Exercise objective:
Make an exact copy of each entry, leaving out every picture.

Dataset rows about figures
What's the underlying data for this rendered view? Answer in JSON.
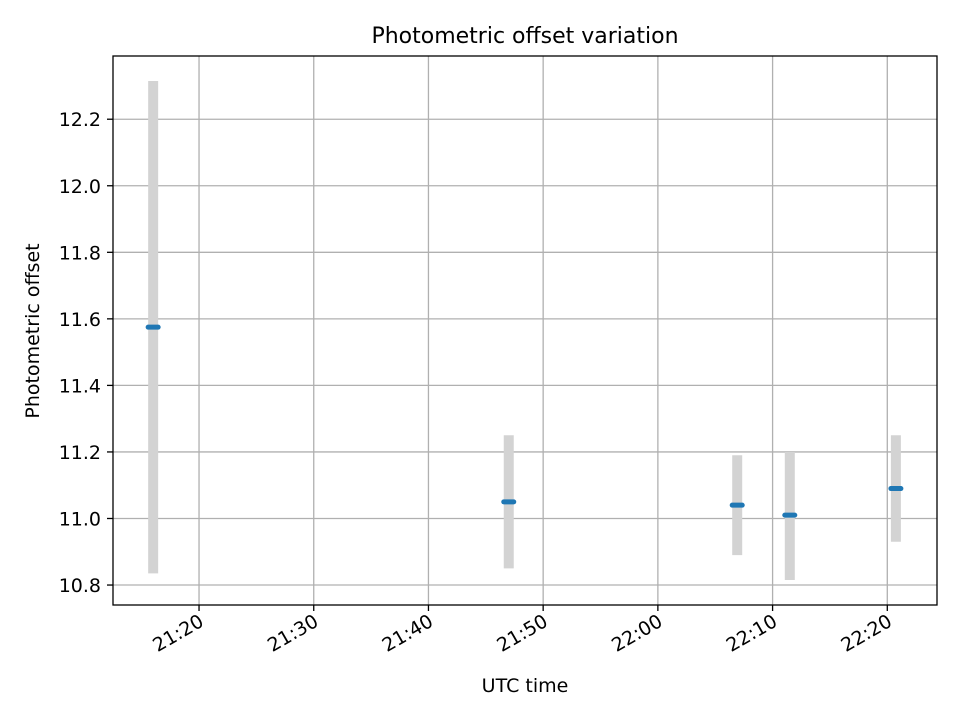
{
  "chart_data": {
    "type": "scatter",
    "title": "Photometric offset variation",
    "xlabel": "UTC time",
    "ylabel": "Photometric offset",
    "x_range": [
      "21:12:30",
      "22:24:20"
    ],
    "ylim": [
      10.74,
      12.39
    ],
    "x_ticks": [
      "21:20",
      "21:30",
      "21:40",
      "21:50",
      "22:00",
      "22:10",
      "22:20"
    ],
    "y_ticks": [
      "10.8",
      "11.0",
      "11.2",
      "11.4",
      "11.6",
      "11.8",
      "12.0",
      "12.2"
    ],
    "grid": true,
    "points": [
      {
        "time": "21:16:00",
        "offset": 11.575,
        "err_low": 10.835,
        "err_high": 12.315
      },
      {
        "time": "21:47:00",
        "offset": 11.05,
        "err_low": 10.85,
        "err_high": 11.25
      },
      {
        "time": "22:06:55",
        "offset": 11.04,
        "err_low": 10.89,
        "err_high": 11.19
      },
      {
        "time": "22:11:30",
        "offset": 11.01,
        "err_low": 10.815,
        "err_high": 11.2
      },
      {
        "time": "22:20:45",
        "offset": 11.09,
        "err_low": 10.93,
        "err_high": 11.25
      }
    ],
    "colors": {
      "marker": "#1f77b4",
      "errorbar": "#d3d3d3",
      "grid": "#b0b0b0"
    }
  }
}
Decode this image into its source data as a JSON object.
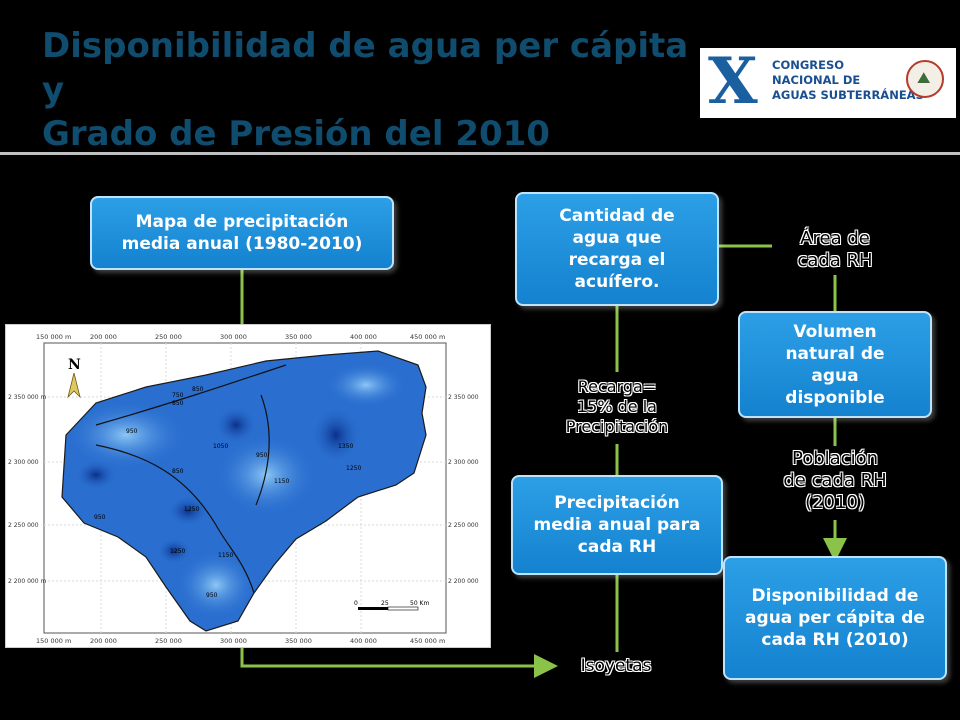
{
  "slide": {
    "title": "Disponibilidad de agua per cápita y\nGrado de Presión del 2010",
    "logo": {
      "mark": "X",
      "text": "CONGRESO\nNACIONAL DE\nAGUAS SUBTERRÁNEAS"
    },
    "colors": {
      "title": "#0f4c6e",
      "box_fill": "#1d8fdc",
      "connector": "#8bc34a",
      "map_fill": "#2a6fd0"
    }
  },
  "boxes": {
    "mapa": "Mapa de precipitación\nmedia anual (1980-2010)",
    "cantidad": "Cantidad de\nagua que\nrecarga el\nacuífero.",
    "volumen": "Volumen\nnatural de\nagua\ndisponible",
    "precip": "Precipitación\nmedia anual para\ncada RH",
    "dispon": "Disponibilidad de\nagua per cápita de\ncada RH (2010)"
  },
  "labels": {
    "area": "Área de\ncada RH",
    "recarga": "Recarga=\n15% de la\nPrecipitación",
    "poblacion": "Población\nde cada RH\n(2010)",
    "isoyetas": "Isoyetas"
  },
  "map": {
    "x_ticks": [
      "150 000 m",
      "200 000",
      "250 000",
      "300 000",
      "350 000",
      "400 000",
      "450 000 m"
    ],
    "y_ticks_left": [
      "2 350 000 m",
      "2 300 000",
      "2 250 000",
      "2 200 000 m"
    ],
    "y_ticks_right": [
      "2 350 000",
      "2 300 000",
      "2 250 000",
      "2 200 000"
    ],
    "north": "N",
    "contours": [
      "850",
      "750",
      "850",
      "950",
      "1050",
      "950",
      "1350",
      "1250",
      "850",
      "1150",
      "950",
      "1250",
      "1250",
      "1150",
      "950"
    ],
    "scale": [
      "0",
      "25",
      "50 Km"
    ]
  }
}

Written answer:
What's the underlying data for this rendered view? Answer in JSON.
{
  "chart_data": {
    "type": "scatter",
    "title": "Photometric offset variation",
    "xlabel": "UTC time",
    "ylabel": "Photometric offset",
    "x_range": [
      "21:12:30",
      "22:24:20"
    ],
    "ylim": [
      10.74,
      12.39
    ],
    "x_ticks": [
      "21:20",
      "21:30",
      "21:40",
      "21:50",
      "22:00",
      "22:10",
      "22:20"
    ],
    "y_ticks": [
      "10.8",
      "11.0",
      "11.2",
      "11.4",
      "11.6",
      "11.8",
      "12.0",
      "12.2"
    ],
    "grid": true,
    "points": [
      {
        "time": "21:16:00",
        "offset": 11.575,
        "err_low": 10.835,
        "err_high": 12.315
      },
      {
        "time": "21:47:00",
        "offset": 11.05,
        "err_low": 10.85,
        "err_high": 11.25
      },
      {
        "time": "22:06:55",
        "offset": 11.04,
        "err_low": 10.89,
        "err_high": 11.19
      },
      {
        "time": "22:11:30",
        "offset": 11.01,
        "err_low": 10.815,
        "err_high": 11.2
      },
      {
        "time": "22:20:45",
        "offset": 11.09,
        "err_low": 10.93,
        "err_high": 11.25
      }
    ],
    "colors": {
      "marker": "#1f77b4",
      "errorbar": "#d3d3d3",
      "grid": "#b0b0b0"
    }
  }
}
Decode this image into its source data as a JSON object.
{
  "slide": {
    "title": "Disponibilidad de agua per cápita y\nGrado de Presión del 2010",
    "logo": {
      "mark": "X",
      "text": "CONGRESO\nNACIONAL DE\nAGUAS SUBTERRÁNEAS"
    },
    "colors": {
      "title": "#0f4c6e",
      "box_fill": "#1d8fdc",
      "connector": "#8bc34a",
      "map_fill": "#2a6fd0"
    }
  },
  "boxes": {
    "mapa": "Mapa de precipitación\nmedia anual (1980-2010)",
    "cantidad": "Cantidad de\nagua que\nrecarga el\nacuífero.",
    "volumen": "Volumen\nnatural de\nagua\ndisponible",
    "precip": "Precipitación\nmedia anual para\ncada RH",
    "dispon": "Disponibilidad de\nagua per cápita de\ncada RH (2010)"
  },
  "labels": {
    "area": "Área de\ncada RH",
    "recarga": "Recarga=\n15% de la\nPrecipitación",
    "poblacion": "Población\nde cada RH\n(2010)",
    "isoyetas": "Isoyetas"
  },
  "map": {
    "x_ticks": [
      "150 000 m",
      "200 000",
      "250 000",
      "300 000",
      "350 000",
      "400 000",
      "450 000 m"
    ],
    "y_ticks_left": [
      "2 350 000 m",
      "2 300 000",
      "2 250 000",
      "2 200 000 m"
    ],
    "y_ticks_right": [
      "2 350 000",
      "2 300 000",
      "2 250 000",
      "2 200 000"
    ],
    "north": "N",
    "contours": [
      "850",
      "750",
      "850",
      "950",
      "1050",
      "950",
      "1350",
      "1250",
      "850",
      "1150",
      "950",
      "1250",
      "1250",
      "1150",
      "950"
    ],
    "scale": [
      "0",
      "25",
      "50 Km"
    ]
  }
}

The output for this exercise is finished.